* **TASK STATEMENT**
Retype exactly the lines that run from the line with "Parse this screenshot: output" to the final line of the entries, keeping both ends and nothing else.

Collected data entries
════════════════

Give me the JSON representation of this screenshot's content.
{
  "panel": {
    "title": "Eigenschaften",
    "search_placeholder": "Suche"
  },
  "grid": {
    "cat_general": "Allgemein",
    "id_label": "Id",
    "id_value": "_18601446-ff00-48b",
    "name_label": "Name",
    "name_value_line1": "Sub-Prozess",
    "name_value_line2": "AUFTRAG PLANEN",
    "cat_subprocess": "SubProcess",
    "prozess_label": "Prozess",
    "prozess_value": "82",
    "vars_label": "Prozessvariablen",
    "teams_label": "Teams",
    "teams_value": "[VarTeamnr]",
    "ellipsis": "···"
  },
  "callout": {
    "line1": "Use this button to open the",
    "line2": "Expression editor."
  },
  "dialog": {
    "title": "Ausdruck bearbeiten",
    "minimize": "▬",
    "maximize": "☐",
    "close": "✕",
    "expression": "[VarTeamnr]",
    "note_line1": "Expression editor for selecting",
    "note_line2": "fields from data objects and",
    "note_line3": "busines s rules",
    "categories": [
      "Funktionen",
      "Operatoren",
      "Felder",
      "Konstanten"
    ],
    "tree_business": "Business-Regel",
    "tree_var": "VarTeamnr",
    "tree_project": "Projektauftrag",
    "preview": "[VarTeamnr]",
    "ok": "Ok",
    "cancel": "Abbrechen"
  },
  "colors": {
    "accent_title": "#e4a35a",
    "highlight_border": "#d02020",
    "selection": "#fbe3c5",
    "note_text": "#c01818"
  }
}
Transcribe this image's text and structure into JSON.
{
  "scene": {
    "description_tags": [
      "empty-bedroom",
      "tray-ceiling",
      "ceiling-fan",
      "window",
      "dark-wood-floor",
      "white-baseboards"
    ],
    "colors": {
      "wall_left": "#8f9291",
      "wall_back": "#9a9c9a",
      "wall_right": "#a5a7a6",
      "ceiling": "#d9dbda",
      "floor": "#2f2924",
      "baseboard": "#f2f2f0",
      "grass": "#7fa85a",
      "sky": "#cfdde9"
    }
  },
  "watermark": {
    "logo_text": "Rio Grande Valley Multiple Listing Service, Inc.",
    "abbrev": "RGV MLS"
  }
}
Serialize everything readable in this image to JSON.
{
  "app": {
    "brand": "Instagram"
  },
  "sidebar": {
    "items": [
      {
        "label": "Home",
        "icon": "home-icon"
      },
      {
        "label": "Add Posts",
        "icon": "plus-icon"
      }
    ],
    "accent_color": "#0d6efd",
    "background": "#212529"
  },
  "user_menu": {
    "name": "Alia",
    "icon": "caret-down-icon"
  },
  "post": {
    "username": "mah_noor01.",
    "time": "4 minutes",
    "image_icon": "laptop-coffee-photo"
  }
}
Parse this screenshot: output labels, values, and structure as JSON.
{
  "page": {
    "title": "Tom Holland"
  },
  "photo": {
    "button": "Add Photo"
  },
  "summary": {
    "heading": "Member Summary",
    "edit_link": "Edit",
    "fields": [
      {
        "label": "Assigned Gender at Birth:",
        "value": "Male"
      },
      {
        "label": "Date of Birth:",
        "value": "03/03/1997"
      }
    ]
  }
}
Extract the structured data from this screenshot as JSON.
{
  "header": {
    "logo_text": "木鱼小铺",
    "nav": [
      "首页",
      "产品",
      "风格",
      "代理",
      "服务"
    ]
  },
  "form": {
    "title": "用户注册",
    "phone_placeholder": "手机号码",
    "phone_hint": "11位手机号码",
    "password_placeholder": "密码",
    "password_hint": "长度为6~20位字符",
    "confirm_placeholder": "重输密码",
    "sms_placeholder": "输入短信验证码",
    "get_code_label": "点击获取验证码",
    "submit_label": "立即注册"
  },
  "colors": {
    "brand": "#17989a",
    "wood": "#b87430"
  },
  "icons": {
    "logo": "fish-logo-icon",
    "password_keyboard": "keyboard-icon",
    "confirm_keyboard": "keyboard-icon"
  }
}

════════════════

* **ANSWER IN FULL**
Parse this screenshot: output labels, values, and structure as JSON.
{
  "page": {
    "title": "Tom Holland"
  },
  "photo": {
    "button": "Add Photo"
  },
  "summary": {
    "heading": "Member Summary",
    "edit_link": "Edit",
    "fields": [
      {
        "label": "Assigned Gender at Birth:",
        "value": "Male"
      },
      {
        "label": "Date of Birth:",
        "value": "03/03/1997"
      }
    ]
  }
}
Extract the structured data from this screenshot as JSON.
{
  "header": {
    "logo_text": "木鱼小铺",
    "nav": [
      "首页",
      "产品",
      "风格",
      "代理",
      "服务"
    ]
  },
  "form": {
    "title": "用户注册",
    "phone_placeholder": "手机号码",
    "phone_hint": "11位手机号码",
    "password_placeholder": "密码",
    "password_hint": "长度为6~20位字符",
    "confirm_placeholder": "重输密码",
    "sms_placeholder": "输入短信验证码",
    "get_code_label": "点击获取验证码",
    "submit_label": "立即注册"
  },
  "colors": {
    "brand": "#17989a",
    "wood": "#b87430"
  },
  "icons": {
    "logo": "fish-logo-icon",
    "password_keyboard": "keyboard-icon",
    "confirm_keyboard": "keyboard-icon"
  }
}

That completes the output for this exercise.